→ **Exercise requirements**: Reproduce the listing below verbatim.

───── Supplied records

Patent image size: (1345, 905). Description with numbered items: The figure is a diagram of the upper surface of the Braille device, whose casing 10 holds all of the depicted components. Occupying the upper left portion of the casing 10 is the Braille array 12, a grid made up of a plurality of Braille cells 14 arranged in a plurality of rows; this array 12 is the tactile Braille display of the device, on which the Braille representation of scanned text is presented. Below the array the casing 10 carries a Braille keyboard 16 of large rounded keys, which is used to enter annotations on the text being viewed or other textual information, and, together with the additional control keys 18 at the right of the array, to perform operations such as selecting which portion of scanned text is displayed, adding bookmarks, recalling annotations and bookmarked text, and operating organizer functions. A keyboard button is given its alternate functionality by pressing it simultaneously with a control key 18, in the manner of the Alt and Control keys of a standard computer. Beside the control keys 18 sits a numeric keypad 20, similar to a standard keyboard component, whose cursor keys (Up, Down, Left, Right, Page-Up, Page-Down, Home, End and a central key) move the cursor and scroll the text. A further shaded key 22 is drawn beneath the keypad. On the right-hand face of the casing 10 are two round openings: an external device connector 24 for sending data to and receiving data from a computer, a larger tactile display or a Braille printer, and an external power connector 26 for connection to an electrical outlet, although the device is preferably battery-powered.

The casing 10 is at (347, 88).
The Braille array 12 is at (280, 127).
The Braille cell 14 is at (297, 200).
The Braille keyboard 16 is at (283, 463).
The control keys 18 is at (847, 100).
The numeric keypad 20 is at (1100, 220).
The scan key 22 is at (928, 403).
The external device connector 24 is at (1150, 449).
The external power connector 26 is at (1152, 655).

──────────

→ **Answer to the problem**:
Patent image size: (1345, 905). Description with numbered items: The figure is a diagram of the upper surface of the Braille device, whose casing 10 holds all of the depicted components. Occupying the upper left portion of the casing 10 is the Braille array 12, a grid made up of a plurality of Braille cells 14 arranged in a plurality of rows; this array 12 is the tactile Braille display of the device, on which the Braille representation of scanned text is presented. Below the array the casing 10 carries a Braille keyboard 16 of large rounded keys, which is used to enter annotations on the text being viewed or other textual information, and, together with the additional control keys 18 at the right of the array, to perform operations such as selecting which portion of scanned text is displayed, adding bookmarks, recalling annotations and bookmarked text, and operating organizer functions. A keyboard button is given its alternate functionality by pressing it simultaneously with a control key 18, in the manner of the Alt and Control keys of a standard computer. Beside the control keys 18 sits a numeric keypad 20, similar to a standard keyboard component, whose cursor keys (Up, Down, Left, Right, Page-Up, Page-Down, Home, End and a central key) move the cursor and scroll the text. A further shaded key 22 is drawn beneath the keypad. On the right-hand face of the casing 10 are two round openings: an external device connector 24 for sending data to and receiving data from a computer, a larger tactile display or a Braille printer, and an external power connector 26 for connection to an electrical outlet, although the device is preferably battery-powered.

The casing 10 is at (347, 88).
The Braille array 12 is at (280, 127).
The Braille cell 14 is at (297, 200).
The Braille keyboard 16 is at (283, 463).
The control keys 18 is at (847, 100).
The numeric keypad 20 is at (1100, 220).
The scan key 22 is at (928, 403).
The external device connector 24 is at (1150, 449).
The external power connector 26 is at (1152, 655).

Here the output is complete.